[DOCUMENT SEGMENT start]
Alright....First things first...Let me apologize for taking all day to post the winner. It was not an easy decision to make. I must say that I'm very thankful to have the opportunity to be involved in a sport like archery, where I can be among such fine people as you. I really didn't know what to expect going into this, but I just have to say that I was very impressed by what I read from each and every one of you. 

Initially, I thought I'd read some papers and decide a winner. It wasn't that easy at all. I had to enlist the help of some others to help determine the winner. 

And the winner is:

















































***Frost Bite***


----------



## IGluIt4U (Sep 22, 2004)

WAY TO GO FROSTY!! :thumb:

Congrats man.. :whoo: :cheer2:

I have sent you a pm.


----------



## armyboy (Jul 10, 2007)

way to go frost bite. :wink: why don't you post your paper so we can all have a look!


----------



## CA_Rcher12 (Oct 28, 2004)

*Congrats!!*

Hope you guys don't mind me asking, but if Frosty allows...can we read his entry???


----------



## CA_Rcher12 (Oct 28, 2004)
[DOCUMENT SEGMENT end]
[RECORDED DATA start]
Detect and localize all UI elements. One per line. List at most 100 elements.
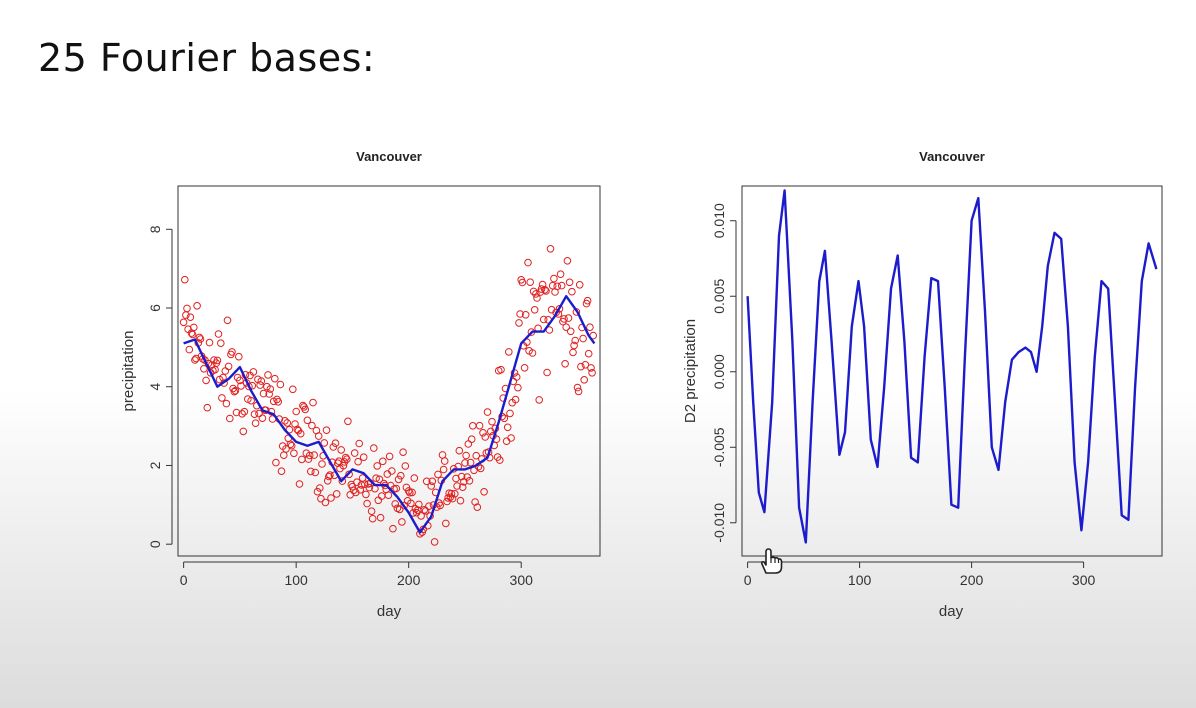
data-point [317, 494, 325, 503]
data-point [316, 484, 324, 492]
data-point [550, 274, 558, 283]
data-point [512, 373, 521, 381]
data-point [453, 482, 461, 490]
data-point [313, 487, 322, 496]
data-point [375, 475, 384, 484]
data-point [472, 451, 481, 460]
data-point [466, 458, 475, 467]
data-point [507, 434, 515, 442]
data-point [185, 345, 194, 354]
data-point [350, 449, 359, 457]
y-tick-label: 8 [147, 225, 163, 233]
data-point [257, 377, 266, 385]
data-point [190, 323, 198, 332]
data-point [458, 483, 467, 492]
x-tick-label: 300 [1072, 572, 1096, 588]
x-tick-label: 200 [397, 572, 421, 588]
x-tick-label: 0 [744, 572, 752, 588]
data-point [428, 477, 437, 486]
data-point [385, 452, 394, 461]
plot-frame [741, 185, 1163, 557]
data-point [384, 491, 393, 500]
data-point [427, 482, 436, 490]
data-point [511, 395, 520, 404]
y-tick-label: -0.010 [711, 503, 727, 543]
data-point [321, 498, 330, 507]
data-point [462, 451, 470, 460]
data-point [542, 287, 550, 295]
data-point [430, 538, 439, 546]
series-line [746, 189, 1158, 544]
data-point [556, 270, 565, 279]
data-point [341, 453, 350, 462]
plot-frame [177, 185, 601, 557]
data-point [580, 376, 589, 384]
data-point [283, 419, 292, 427]
data-point [295, 480, 304, 488]
data-point [352, 488, 360, 497]
x-tick-label: 0 [180, 572, 188, 588]
data-point [226, 414, 234, 423]
data-point [410, 474, 419, 482]
data-point [322, 426, 331, 435]
data-point [303, 416, 312, 425]
x-tick-label: 200 [960, 572, 984, 588]
data-point [447, 489, 456, 498]
data-point [274, 398, 283, 406]
data-point [528, 349, 537, 357]
data-point [439, 465, 448, 474]
hand-cursor-icon [760, 548, 783, 574]
data-point [568, 287, 576, 296]
data-point [425, 502, 433, 511]
fit-line [183, 295, 596, 534]
data-point [310, 451, 319, 459]
data-point [579, 334, 587, 343]
data-point [533, 294, 541, 302]
data-point [230, 387, 239, 396]
y-tick-label: 6 [147, 304, 163, 312]
data-point [505, 348, 513, 356]
data-point [557, 281, 566, 290]
y-tick-label: 0.010 [711, 203, 727, 238]
data-point [546, 245, 555, 253]
data-point [320, 439, 329, 447]
data-point [388, 467, 396, 475]
y-tick-label: 0 [147, 540, 163, 548]
y-tick-label: 2 [147, 461, 163, 469]
data-point [399, 448, 407, 457]
data-point [524, 258, 532, 267]
data-point [555, 305, 564, 313]
data-point [481, 433, 490, 441]
data-point [539, 315, 548, 324]
data-point [186, 313, 195, 322]
data-point [236, 376, 244, 385]
data-point [588, 369, 596, 377]
y-tick-label: -0.005 [711, 427, 727, 467]
data-point [363, 499, 371, 508]
data-point [483, 408, 492, 416]
data-point [224, 362, 233, 371]
data-point [565, 278, 574, 287]
y-axis-label: D2 precipitation [682, 319, 699, 423]
data-point [193, 302, 201, 310]
data-point [514, 383, 522, 392]
data-point [327, 494, 335, 502]
data-point [359, 453, 368, 462]
y-tick-label: 4 [147, 383, 163, 391]
data-point [266, 385, 275, 393]
data-point [232, 408, 241, 417]
data-point [526, 278, 535, 287]
data-point [329, 443, 338, 451]
data-point [247, 396, 255, 405]
x-tick-label: 100 [848, 572, 872, 588]
data-point [235, 352, 243, 361]
data-point [456, 496, 465, 505]
data-point [476, 464, 485, 473]
data-point [354, 457, 362, 466]
data-point [259, 389, 268, 398]
data-point [573, 383, 582, 392]
data-point [584, 349, 593, 358]
data-point [338, 477, 347, 485]
data-point [515, 319, 523, 327]
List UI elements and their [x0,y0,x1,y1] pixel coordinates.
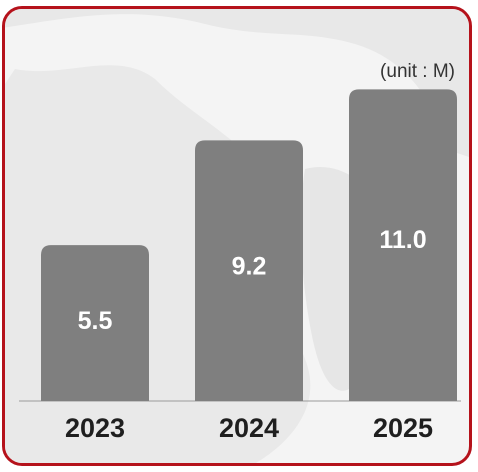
[RECORDED DATA end]
§ DIRECTION 1
List each distinct username that heads a reply in the archery contest thread.
§ DIRECTION 2
Write the next part of the archery contest thread, picking up right after its final line.
None of the collected data entries are needed here.

§ RIGHT ANSWER 1
IGluIt4U, armyboy, CA_Rcher12

§ RIGHT ANSWER 2
*dang*

Friggin Armyboy beat me to the question.


----------



## IGluIt4U (Sep 22, 2004)

CA_Rcher12 said:


> Hope you guys don't mind me asking, but if Frosty allows...can we read his entry???


I have no problem with that, let's see what Mike and Frosty say.. :wink:


----------



## Shooter Mike (Oct 27, 2002)

That's up to Frosty. I'd like to see it in the General area, for all to read, if he decides to post it. 

As I've mentioned, all of the entries were excellent. I had no idea that it would be so difficult to determine the winner.

Thank you all. We are a better nation for having people such as yourselves.


----------



## jessetjames (Oct 17, 2007)

woot woot way to go frost i new you would win  


heres to homeschoolers  :cheers:


----------



## armyboy (Jul 10, 2007)

jessetjames said:


> woot woot way to go frost i new you would win
> 
> 
> heres to homeschoolers  :cheers:


we homeschoolers are smarter then most:wink:


----------



## jessetjames (Oct 17, 2007)

^5 :cheers:


----------



## **Frost Bite** (Jan 13, 2006)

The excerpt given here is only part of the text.